# REQUIRED TASK
Look through the data below and work out how many lines contain the string "Ecología". Give the number alone.
## BEGIN RECORDED INFORMATION
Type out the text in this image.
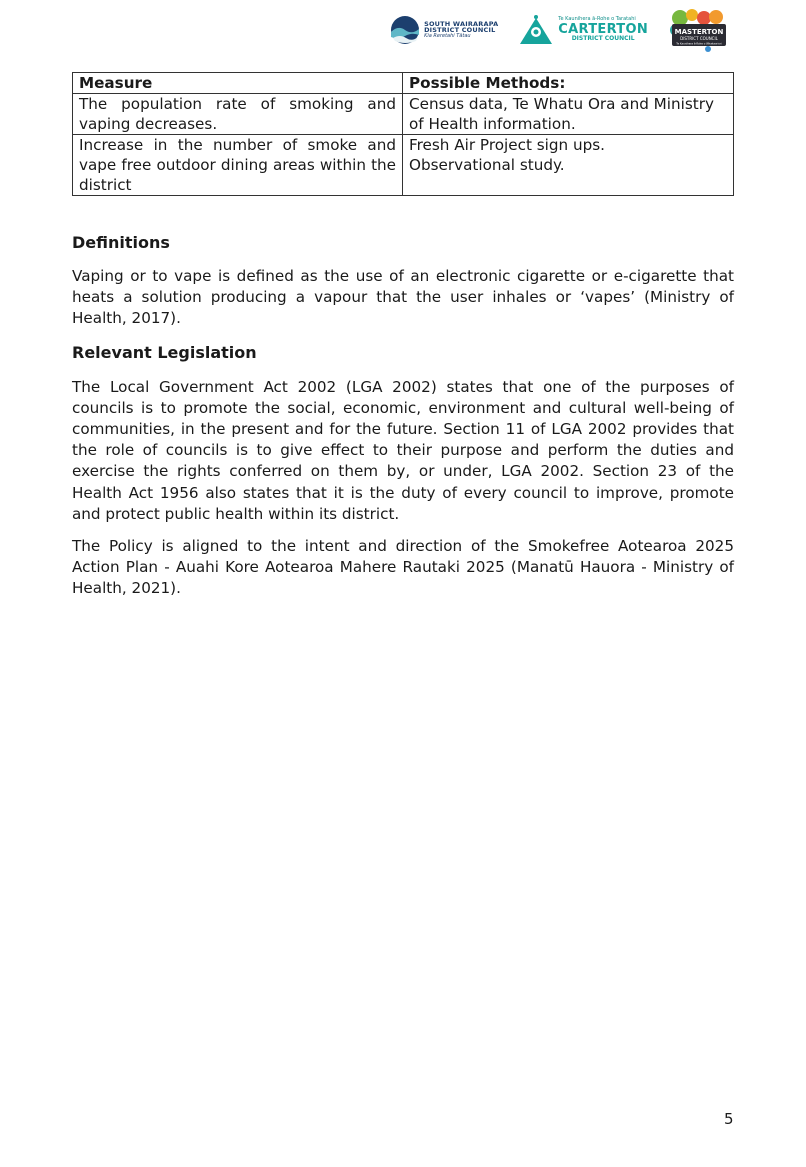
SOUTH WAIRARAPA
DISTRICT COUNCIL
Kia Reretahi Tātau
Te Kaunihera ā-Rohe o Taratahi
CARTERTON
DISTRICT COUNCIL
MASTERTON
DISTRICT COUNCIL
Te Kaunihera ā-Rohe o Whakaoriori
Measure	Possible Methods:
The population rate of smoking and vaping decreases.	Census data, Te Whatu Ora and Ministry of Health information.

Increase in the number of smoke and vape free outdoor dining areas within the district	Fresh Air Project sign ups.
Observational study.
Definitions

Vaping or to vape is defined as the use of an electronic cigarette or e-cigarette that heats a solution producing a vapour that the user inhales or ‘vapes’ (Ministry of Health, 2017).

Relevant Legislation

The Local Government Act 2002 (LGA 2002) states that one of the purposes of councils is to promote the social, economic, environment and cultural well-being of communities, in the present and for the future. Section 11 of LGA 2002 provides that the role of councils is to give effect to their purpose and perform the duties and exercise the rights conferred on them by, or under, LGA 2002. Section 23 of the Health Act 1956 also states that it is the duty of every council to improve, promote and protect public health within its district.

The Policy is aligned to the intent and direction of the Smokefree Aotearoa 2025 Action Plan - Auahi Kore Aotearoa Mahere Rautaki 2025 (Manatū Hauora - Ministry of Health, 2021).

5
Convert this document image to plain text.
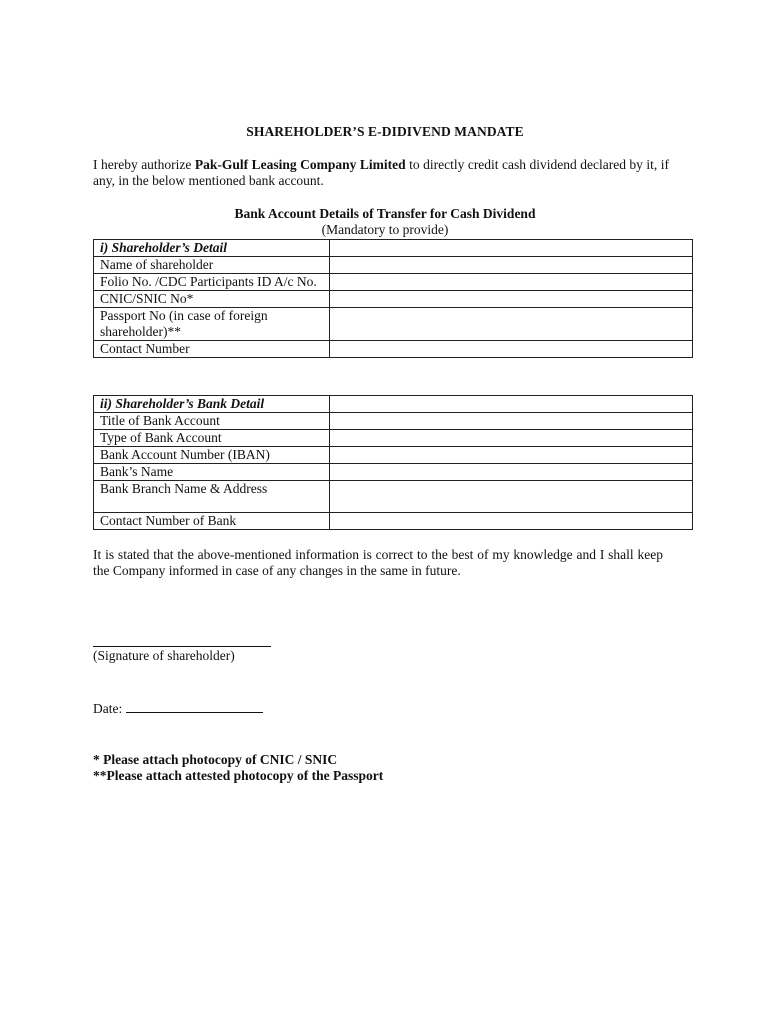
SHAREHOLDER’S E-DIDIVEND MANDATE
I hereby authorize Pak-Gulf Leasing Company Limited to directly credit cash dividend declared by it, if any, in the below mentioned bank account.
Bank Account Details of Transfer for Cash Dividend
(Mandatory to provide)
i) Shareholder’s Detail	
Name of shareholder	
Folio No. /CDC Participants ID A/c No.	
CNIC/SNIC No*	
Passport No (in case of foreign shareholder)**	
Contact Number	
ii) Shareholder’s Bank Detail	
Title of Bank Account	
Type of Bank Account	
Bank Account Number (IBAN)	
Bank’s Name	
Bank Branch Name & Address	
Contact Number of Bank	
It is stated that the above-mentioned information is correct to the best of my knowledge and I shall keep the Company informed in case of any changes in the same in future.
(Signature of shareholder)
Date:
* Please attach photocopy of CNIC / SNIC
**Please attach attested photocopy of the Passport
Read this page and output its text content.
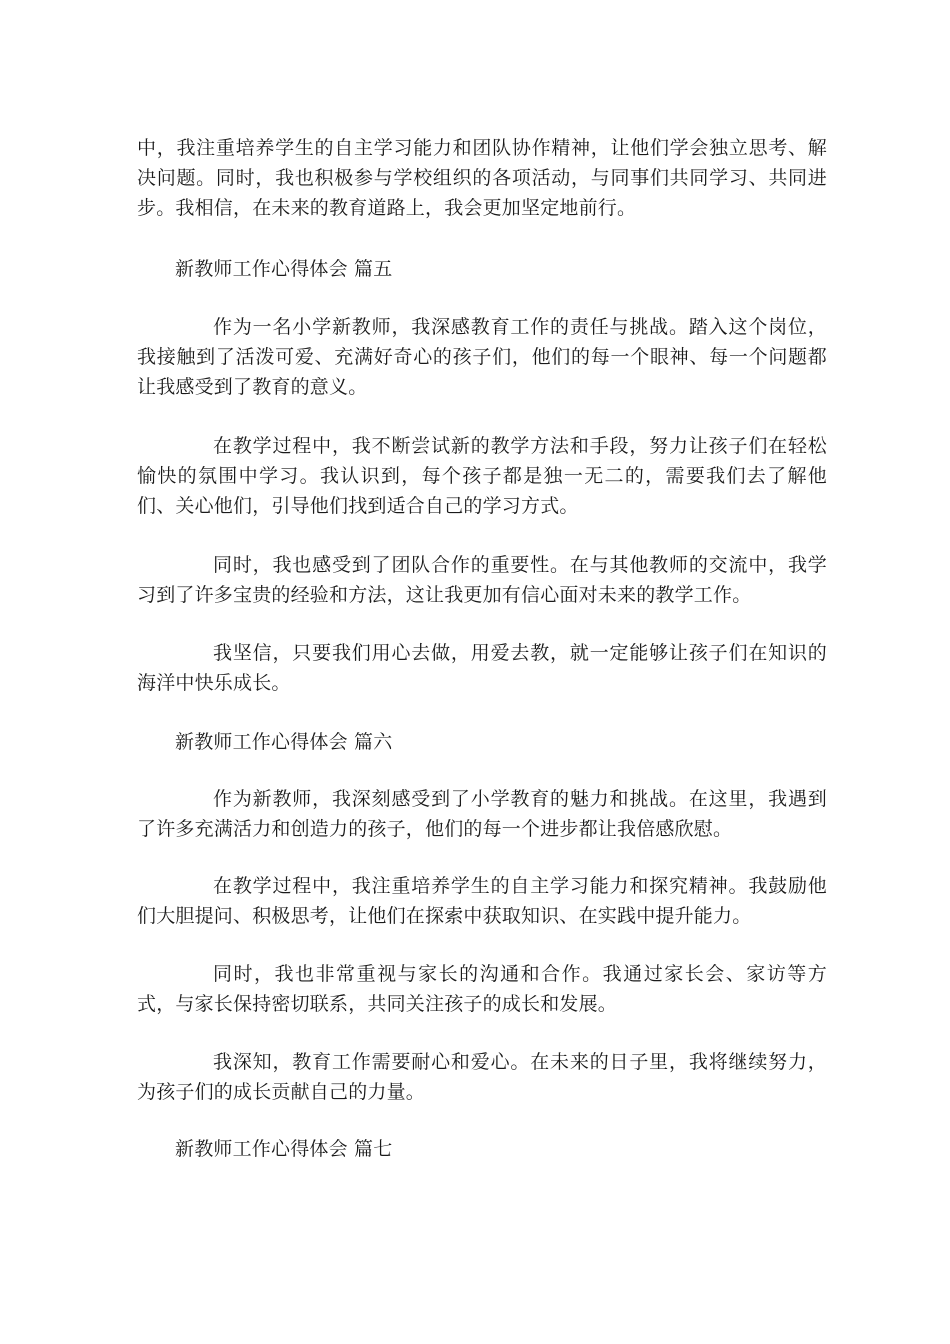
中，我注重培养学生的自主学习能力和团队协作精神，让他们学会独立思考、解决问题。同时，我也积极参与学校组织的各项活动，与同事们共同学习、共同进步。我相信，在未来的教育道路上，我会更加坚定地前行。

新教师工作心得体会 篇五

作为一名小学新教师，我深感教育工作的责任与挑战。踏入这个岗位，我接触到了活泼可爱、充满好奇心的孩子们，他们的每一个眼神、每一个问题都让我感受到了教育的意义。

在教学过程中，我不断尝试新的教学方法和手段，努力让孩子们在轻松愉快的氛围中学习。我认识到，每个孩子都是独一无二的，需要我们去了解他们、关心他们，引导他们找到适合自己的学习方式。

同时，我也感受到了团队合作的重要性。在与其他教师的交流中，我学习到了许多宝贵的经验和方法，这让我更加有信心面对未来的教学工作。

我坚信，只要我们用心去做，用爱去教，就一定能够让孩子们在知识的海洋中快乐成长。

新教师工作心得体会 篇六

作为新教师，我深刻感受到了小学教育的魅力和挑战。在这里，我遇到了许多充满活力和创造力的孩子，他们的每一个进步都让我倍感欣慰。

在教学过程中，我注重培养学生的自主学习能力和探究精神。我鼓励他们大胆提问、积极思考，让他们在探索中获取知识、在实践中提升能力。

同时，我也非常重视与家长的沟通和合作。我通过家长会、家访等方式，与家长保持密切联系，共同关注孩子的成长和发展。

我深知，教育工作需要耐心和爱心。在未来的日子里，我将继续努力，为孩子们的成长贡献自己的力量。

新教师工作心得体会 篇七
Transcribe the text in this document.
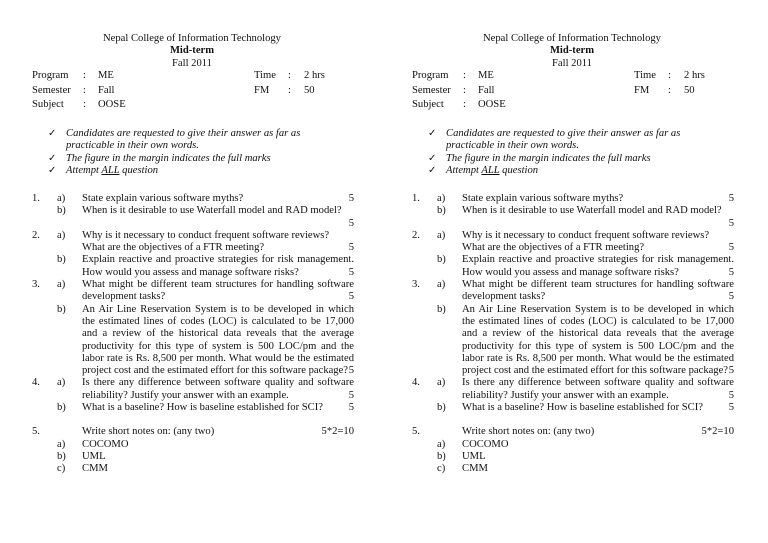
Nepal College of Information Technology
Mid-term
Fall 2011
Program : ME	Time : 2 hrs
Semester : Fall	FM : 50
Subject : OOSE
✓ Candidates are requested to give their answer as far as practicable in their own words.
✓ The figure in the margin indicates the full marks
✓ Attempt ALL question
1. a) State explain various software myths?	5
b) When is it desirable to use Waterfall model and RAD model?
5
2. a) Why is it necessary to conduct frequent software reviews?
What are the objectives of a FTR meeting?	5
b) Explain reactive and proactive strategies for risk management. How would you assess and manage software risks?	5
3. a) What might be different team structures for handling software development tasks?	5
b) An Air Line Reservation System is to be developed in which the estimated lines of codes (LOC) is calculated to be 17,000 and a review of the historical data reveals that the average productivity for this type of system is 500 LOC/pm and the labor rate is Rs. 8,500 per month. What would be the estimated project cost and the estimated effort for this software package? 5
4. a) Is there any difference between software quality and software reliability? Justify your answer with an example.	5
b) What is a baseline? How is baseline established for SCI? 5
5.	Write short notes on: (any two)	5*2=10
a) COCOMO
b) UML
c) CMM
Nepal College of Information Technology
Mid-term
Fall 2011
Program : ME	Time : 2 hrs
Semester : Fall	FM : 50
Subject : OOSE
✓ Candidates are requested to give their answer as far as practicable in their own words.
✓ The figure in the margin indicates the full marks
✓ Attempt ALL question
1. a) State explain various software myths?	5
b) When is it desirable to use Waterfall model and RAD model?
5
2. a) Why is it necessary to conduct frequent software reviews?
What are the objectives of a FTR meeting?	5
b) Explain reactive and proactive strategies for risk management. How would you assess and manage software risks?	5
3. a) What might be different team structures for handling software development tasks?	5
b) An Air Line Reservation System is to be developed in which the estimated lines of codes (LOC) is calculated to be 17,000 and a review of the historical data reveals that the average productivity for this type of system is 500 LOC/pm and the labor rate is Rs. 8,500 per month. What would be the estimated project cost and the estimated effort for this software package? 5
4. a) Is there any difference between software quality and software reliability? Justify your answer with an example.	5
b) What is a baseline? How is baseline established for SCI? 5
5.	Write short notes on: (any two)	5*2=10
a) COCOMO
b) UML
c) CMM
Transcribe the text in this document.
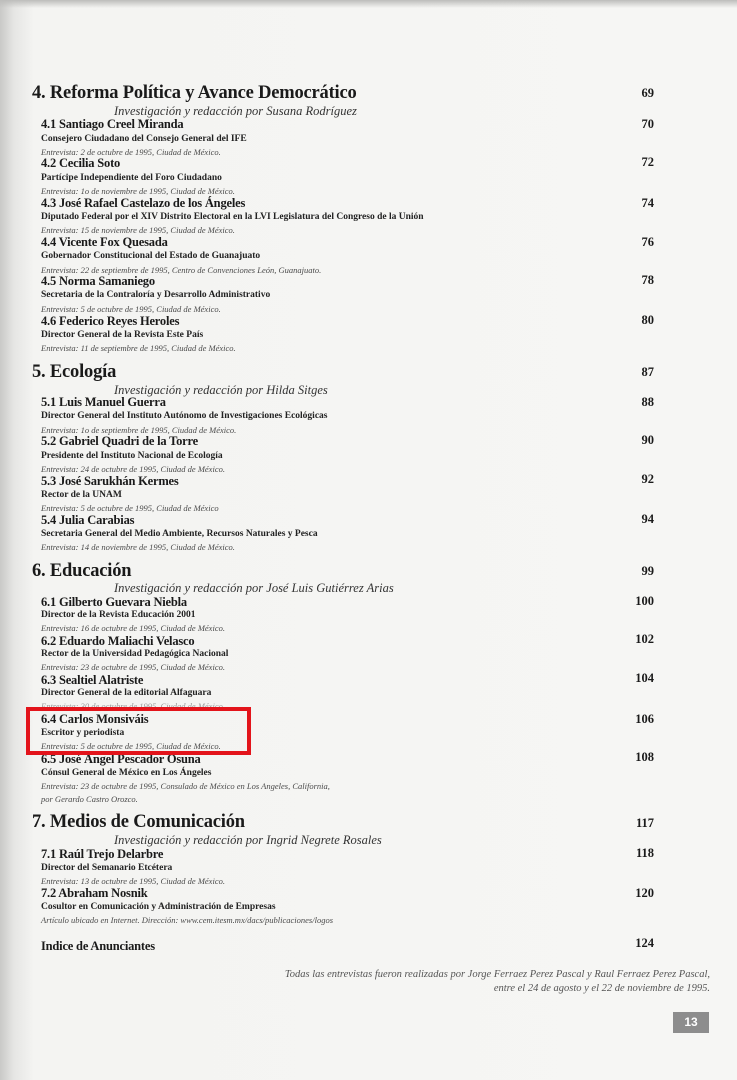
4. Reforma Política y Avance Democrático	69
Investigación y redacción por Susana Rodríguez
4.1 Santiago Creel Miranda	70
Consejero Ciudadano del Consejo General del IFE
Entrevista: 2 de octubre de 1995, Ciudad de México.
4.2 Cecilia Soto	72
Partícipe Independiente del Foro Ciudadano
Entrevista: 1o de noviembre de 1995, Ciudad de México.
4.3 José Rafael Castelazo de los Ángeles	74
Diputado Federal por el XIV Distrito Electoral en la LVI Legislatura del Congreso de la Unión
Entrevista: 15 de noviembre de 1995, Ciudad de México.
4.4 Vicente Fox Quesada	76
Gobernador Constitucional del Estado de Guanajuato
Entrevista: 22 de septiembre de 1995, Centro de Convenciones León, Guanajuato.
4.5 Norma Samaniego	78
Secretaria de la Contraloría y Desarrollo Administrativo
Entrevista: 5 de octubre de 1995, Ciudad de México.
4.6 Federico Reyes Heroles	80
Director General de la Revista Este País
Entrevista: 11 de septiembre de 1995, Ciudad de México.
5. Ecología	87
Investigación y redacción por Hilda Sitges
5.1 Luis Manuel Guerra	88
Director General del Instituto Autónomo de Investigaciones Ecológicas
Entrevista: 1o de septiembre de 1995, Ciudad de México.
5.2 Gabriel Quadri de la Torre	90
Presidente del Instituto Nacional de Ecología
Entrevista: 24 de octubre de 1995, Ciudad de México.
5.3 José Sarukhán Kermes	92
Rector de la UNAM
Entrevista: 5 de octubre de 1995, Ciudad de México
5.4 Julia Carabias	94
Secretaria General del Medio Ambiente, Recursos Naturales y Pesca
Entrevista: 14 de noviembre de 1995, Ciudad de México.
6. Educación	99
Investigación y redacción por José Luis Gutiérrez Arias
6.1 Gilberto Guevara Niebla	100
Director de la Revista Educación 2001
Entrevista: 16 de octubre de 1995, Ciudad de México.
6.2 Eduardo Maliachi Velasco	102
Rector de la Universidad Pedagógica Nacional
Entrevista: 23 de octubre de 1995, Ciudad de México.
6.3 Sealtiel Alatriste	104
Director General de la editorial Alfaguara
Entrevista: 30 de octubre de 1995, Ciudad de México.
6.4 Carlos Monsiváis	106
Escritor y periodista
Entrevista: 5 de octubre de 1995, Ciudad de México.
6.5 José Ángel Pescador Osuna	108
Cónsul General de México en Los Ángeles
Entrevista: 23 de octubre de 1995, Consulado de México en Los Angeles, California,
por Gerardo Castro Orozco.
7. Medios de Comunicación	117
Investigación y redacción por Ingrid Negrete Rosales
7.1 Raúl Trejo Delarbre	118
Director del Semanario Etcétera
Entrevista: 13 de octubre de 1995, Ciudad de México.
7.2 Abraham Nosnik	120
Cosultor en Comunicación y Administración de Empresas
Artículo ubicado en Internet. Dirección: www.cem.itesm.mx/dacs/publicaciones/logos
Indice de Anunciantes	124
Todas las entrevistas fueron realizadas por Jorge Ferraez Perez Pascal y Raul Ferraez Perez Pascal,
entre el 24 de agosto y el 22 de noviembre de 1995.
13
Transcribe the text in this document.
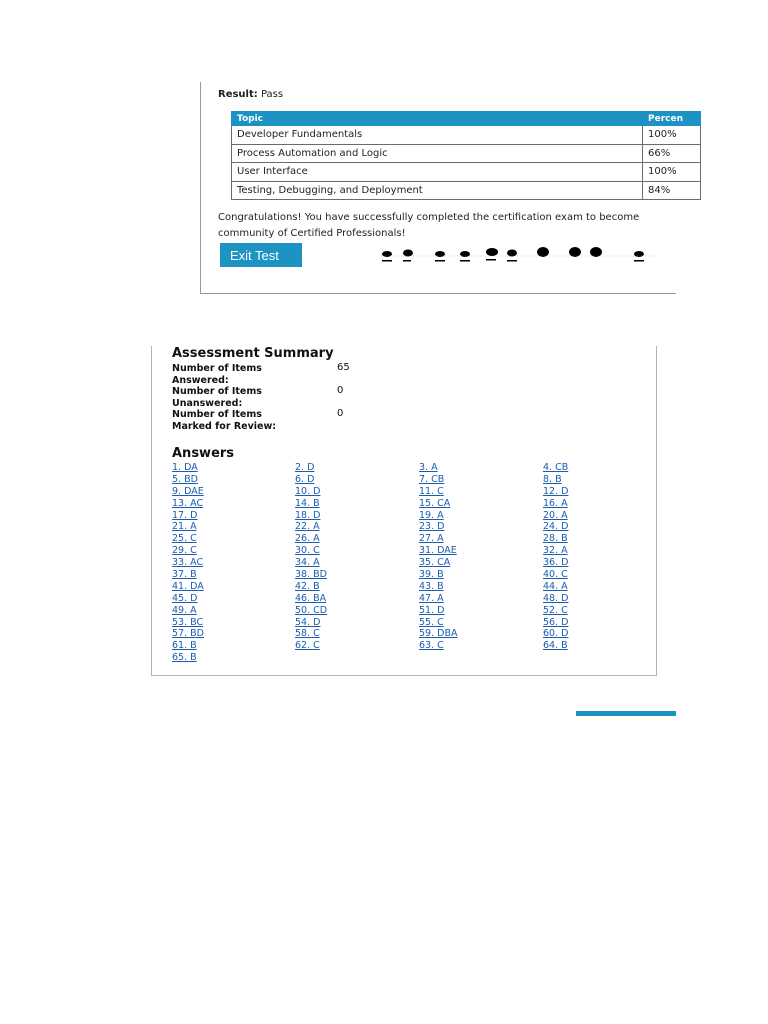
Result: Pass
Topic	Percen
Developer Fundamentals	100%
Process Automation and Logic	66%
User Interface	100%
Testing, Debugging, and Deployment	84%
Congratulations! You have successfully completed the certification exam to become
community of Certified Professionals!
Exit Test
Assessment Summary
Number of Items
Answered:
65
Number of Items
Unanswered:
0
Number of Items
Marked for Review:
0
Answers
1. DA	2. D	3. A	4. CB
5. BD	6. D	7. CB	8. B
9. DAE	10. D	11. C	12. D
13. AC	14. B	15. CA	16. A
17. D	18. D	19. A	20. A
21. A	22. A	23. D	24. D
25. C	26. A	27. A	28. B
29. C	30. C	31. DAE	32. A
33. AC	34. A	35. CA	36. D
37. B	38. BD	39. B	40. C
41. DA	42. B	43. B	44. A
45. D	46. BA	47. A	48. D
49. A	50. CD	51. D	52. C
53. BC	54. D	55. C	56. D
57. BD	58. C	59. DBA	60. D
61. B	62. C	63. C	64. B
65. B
## END RECORDED INFORMATION
# WRITTEN REPLY
2